[Dataset records]
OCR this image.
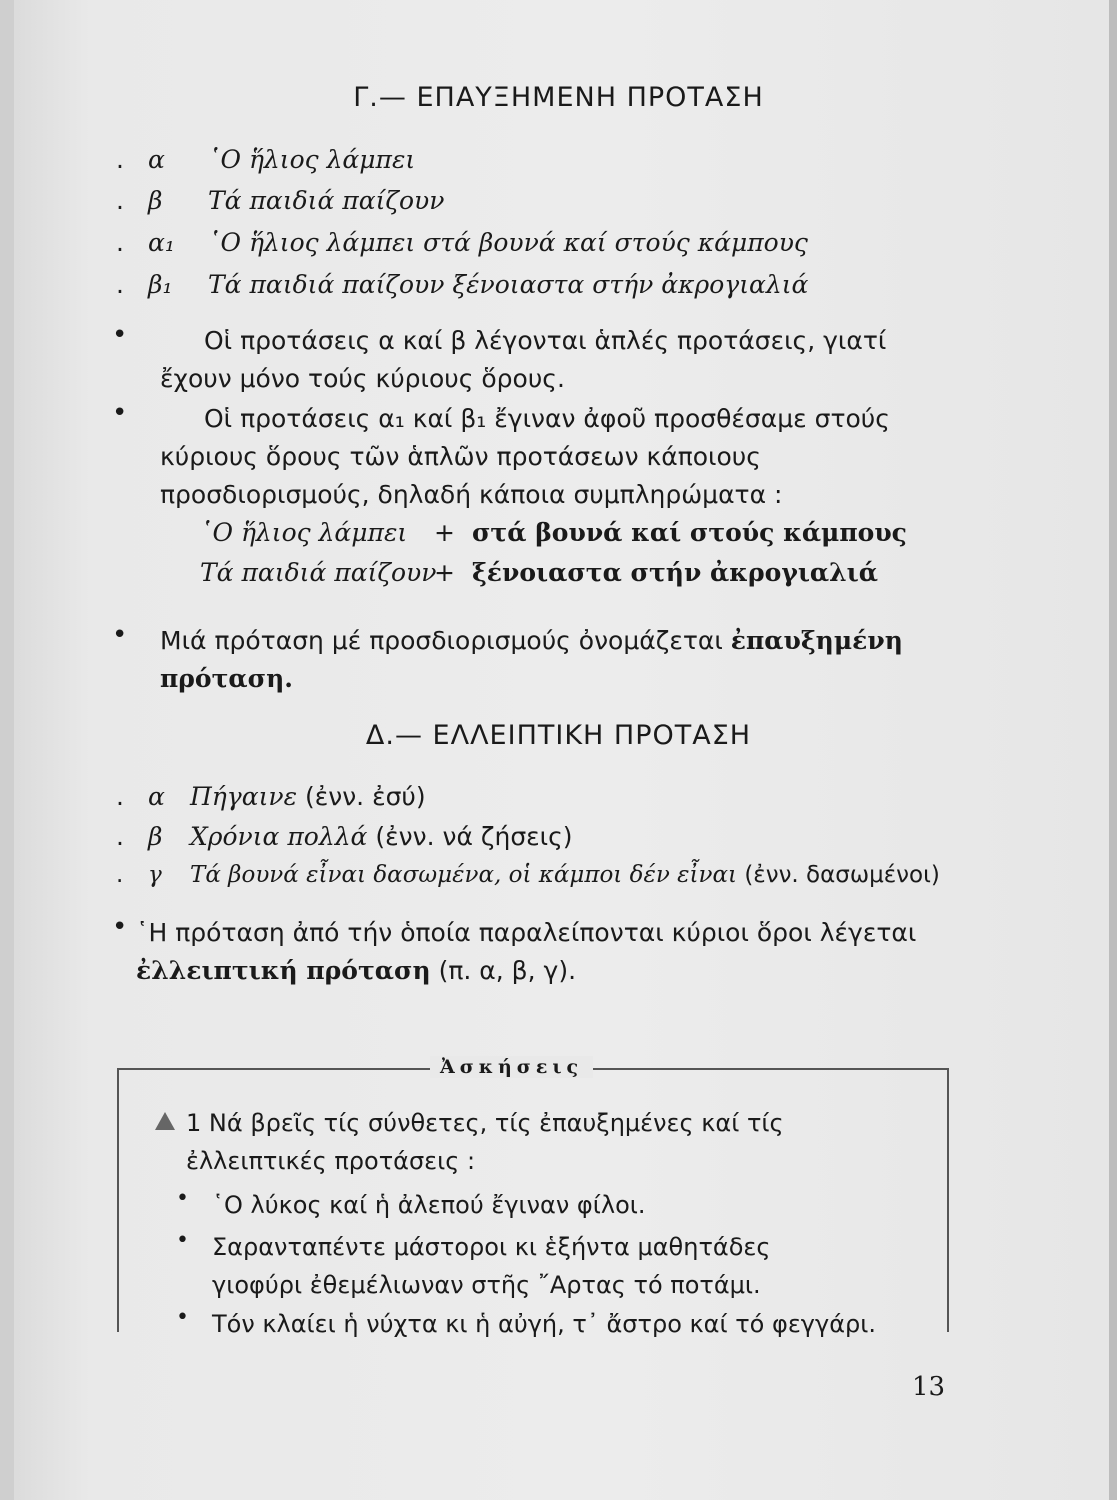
Γ.— ΕΠΑΥΞΗΜΕΝΗ ΠΡΟΤΑΣΗ
. α ῾Ο ἥλιος λάμπει
. β Τά παιδιά παίζουν
. α₁ ῾Ο ἥλιος λάμπει στά βουνά καί στούς κάμπους
. β₁ Τά παιδιά παίζουν ξένοιαστα στήν ἀκρογιαλιά
•	Οἱ προτάσεις α καί β λέγονται ἁπλές προτάσεις, γιατί ἔχουν μόνο τούς κύριους ὅρους.
•	Οἱ προτάσεις α₁ καί β₁ ἔγιναν ἀφοῦ προσθέσαμε στούς κύριους ὅρους τῶν ἁπλῶν προτάσεων κάποιους προσδιορισμούς, δηλαδή κάποια συμπληρώματα :
῾Ο ἥλιος λάμπει + στά βουνά καί στούς κάμπους
Τά παιδιά παίζουν
+ ξένοιαστα στήν ἀκρογιαλιά
• Μιά πρόταση μέ προσδιορισμούς ὀνομάζεται ἐπαυξημένη πρόταση.
Δ.— ΕΛΛΕΙΠΤΙΚΗ ΠΡΟΤΑΣΗ
. α Πήγαινε (ἐνν. ἐσύ)
. β Χρόνια πολλά (ἐνν. νά ζήσεις)
. γ Τά βουνά εἶναι δασωμένα, οἱ κάμποι δέν εἶναι (ἐνν. δασωμένοι)
• ῾Η πρόταση ἀπό τήν ὁποία παραλείπονται κύριοι ὅροι λέγεται ἐλλειπτική πρόταση (π. α, β, γ).
Ἀσκήσεις
1 Νά βρεῖς τίς σύνθετες, τίς ἐπαυξημένες καί τίς ἐλλειπτικές προτάσεις :
• ῾Ο λύκος καί ἡ ἀλεπού ἔγιναν φίλοι.
• Σαρανταπέντε μάστοροι κι ἑξήντα μαθητάδες γιοφύρι ἐθεμέλιωναν στῆς ῎Αρτας τό ποτάμι.
• Τόν κλαίει ἡ νύχτα κι ἡ αὐγή, τ᾽ ἄστρο καί τό φεγγάρι.
13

**What is required**
Copy out all the data exactly; skip the pictures.

**Exercise response**
OCR this image.
Γ.— ΕΠΑΥΞΗΜΕΝΗ ΠΡΟΤΑΣΗ
. α ῾Ο ἥλιος λάμπει
. β Τά παιδιά παίζουν
. α₁ ῾Ο ἥλιος λάμπει στά βουνά καί στούς κάμπους
. β₁ Τά παιδιά παίζουν ξένοιαστα στήν ἀκρογιαλιά
•	Οἱ προτάσεις α καί β λέγονται ἁπλές προτάσεις, γιατί ἔχουν μόνο τούς κύριους ὅρους.
•	Οἱ προτάσεις α₁ καί β₁ ἔγιναν ἀφοῦ προσθέσαμε στούς κύριους ὅρους τῶν ἁπλῶν προτάσεων κάποιους προσδιορισμούς, δηλαδή κάποια συμπληρώματα :
῾Ο ἥλιος λάμπει + στά βουνά καί στούς κάμπους
Τά παιδιά παίζουν
+ ξένοιαστα στήν ἀκρογιαλιά
• Μιά πρόταση μέ προσδιορισμούς ὀνομάζεται ἐπαυξημένη πρόταση.
Δ.— ΕΛΛΕΙΠΤΙΚΗ ΠΡΟΤΑΣΗ
. α Πήγαινε (ἐνν. ἐσύ)
. β Χρόνια πολλά (ἐνν. νά ζήσεις)
. γ Τά βουνά εἶναι δασωμένα, οἱ κάμποι δέν εἶναι (ἐνν. δασωμένοι)
• ῾Η πρόταση ἀπό τήν ὁποία παραλείπονται κύριοι ὅροι λέγεται ἐλλειπτική πρόταση (π. α, β, γ).
Ἀσκήσεις
1 Νά βρεῖς τίς σύνθετες, τίς ἐπαυξημένες καί τίς ἐλλειπτικές προτάσεις :
• ῾Ο λύκος καί ἡ ἀλεπού ἔγιναν φίλοι.
• Σαρανταπέντε μάστοροι κι ἑξήντα μαθητάδες γιοφύρι ἐθεμέλιωναν στῆς ῎Αρτας τό ποτάμι.
• Τόν κλαίει ἡ νύχτα κι ἡ αὐγή, τ᾽ ἄστρο καί τό φεγγάρι.
13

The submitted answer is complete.